WHAT YOU NEED TO DO: Repeat the lines that follow, leaving nothing out.

▬▬▬

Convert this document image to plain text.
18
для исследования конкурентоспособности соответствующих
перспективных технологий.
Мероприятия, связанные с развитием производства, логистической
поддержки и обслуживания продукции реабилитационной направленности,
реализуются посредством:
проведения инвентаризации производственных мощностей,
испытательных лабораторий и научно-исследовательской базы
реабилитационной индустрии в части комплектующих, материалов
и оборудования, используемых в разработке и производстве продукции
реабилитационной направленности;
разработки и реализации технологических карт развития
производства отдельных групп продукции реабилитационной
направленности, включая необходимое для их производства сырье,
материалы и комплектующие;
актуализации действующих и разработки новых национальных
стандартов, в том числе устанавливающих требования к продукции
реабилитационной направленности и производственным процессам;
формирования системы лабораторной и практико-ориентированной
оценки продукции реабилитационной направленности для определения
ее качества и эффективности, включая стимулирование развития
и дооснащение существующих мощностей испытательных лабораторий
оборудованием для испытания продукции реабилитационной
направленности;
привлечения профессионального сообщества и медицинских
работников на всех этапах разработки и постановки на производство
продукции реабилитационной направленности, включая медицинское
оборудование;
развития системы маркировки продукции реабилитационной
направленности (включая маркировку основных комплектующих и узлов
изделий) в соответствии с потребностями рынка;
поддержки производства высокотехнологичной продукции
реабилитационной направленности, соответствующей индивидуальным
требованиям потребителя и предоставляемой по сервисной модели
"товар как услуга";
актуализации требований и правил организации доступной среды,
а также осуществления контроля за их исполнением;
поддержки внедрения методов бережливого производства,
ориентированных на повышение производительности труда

▬▬▬

FINAL ANSWER:
Convert this document image to plain text.
18
для исследования конкурентоспособности соответствующих
перспективных технологий.
Мероприятия, связанные с развитием производства, логистической
поддержки и обслуживания продукции реабилитационной направленности,
реализуются посредством:
проведения инвентаризации производственных мощностей,
испытательных лабораторий и научно-исследовательской базы
реабилитационной индустрии в части комплектующих, материалов
и оборудования, используемых в разработке и производстве продукции
реабилитационной направленности;
разработки и реализации технологических карт развития
производства отдельных групп продукции реабилитационной
направленности, включая необходимое для их производства сырье,
материалы и комплектующие;
актуализации действующих и разработки новых национальных
стандартов, в том числе устанавливающих требования к продукции
реабилитационной направленности и производственным процессам;
формирования системы лабораторной и практико-ориентированной
оценки продукции реабилитационной направленности для определения
ее качества и эффективности, включая стимулирование развития
и дооснащение существующих мощностей испытательных лабораторий
оборудованием для испытания продукции реабилитационной
направленности;
привлечения профессионального сообщества и медицинских
работников на всех этапах разработки и постановки на производство
продукции реабилитационной направленности, включая медицинское
оборудование;
развития системы маркировки продукции реабилитационной
направленности (включая маркировку основных комплектующих и узлов
изделий) в соответствии с потребностями рынка;
поддержки производства высокотехнологичной продукции
реабилитационной направленности, соответствующей индивидуальным
требованиям потребителя и предоставляемой по сервисной модели
"товар как услуга";
актуализации требований и правил организации доступной среды,
а также осуществления контроля за их исполнением;
поддержки внедрения методов бережливого производства,
ориентированных на повышение производительности труда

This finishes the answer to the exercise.